→ Your goal
Filter the records for lines holding the string "Cuántas".

→ Data supplied
************
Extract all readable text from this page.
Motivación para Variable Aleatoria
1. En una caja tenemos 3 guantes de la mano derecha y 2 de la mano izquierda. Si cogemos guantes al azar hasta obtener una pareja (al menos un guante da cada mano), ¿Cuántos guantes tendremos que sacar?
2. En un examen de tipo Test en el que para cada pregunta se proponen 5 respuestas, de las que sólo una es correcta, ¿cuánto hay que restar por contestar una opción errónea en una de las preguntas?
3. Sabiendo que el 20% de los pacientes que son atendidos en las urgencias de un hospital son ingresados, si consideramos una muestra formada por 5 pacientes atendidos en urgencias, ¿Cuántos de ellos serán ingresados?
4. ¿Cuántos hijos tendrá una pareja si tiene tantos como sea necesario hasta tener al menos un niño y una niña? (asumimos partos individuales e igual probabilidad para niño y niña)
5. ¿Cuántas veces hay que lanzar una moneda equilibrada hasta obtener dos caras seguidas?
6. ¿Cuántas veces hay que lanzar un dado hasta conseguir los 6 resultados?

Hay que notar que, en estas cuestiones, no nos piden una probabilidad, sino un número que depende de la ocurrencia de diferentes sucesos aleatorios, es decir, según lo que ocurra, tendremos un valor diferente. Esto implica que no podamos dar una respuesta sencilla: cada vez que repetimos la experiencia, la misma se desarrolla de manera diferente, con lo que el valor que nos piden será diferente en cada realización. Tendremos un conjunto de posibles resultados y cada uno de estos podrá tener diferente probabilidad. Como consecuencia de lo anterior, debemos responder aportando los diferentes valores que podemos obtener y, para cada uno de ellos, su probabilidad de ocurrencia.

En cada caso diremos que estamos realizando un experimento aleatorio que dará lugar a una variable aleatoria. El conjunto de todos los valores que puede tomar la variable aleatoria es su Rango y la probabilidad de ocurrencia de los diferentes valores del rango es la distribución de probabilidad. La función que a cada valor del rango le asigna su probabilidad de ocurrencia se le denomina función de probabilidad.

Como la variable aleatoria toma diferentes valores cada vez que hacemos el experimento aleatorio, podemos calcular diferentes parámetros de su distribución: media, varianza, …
************
→ The solution
5. ¿Cuántas veces hay que lanzar una moneda equilibrada hasta obtener dos caras seguidas?
6. ¿Cuántas veces hay que lanzar un dado hasta conseguir los 6 resultados?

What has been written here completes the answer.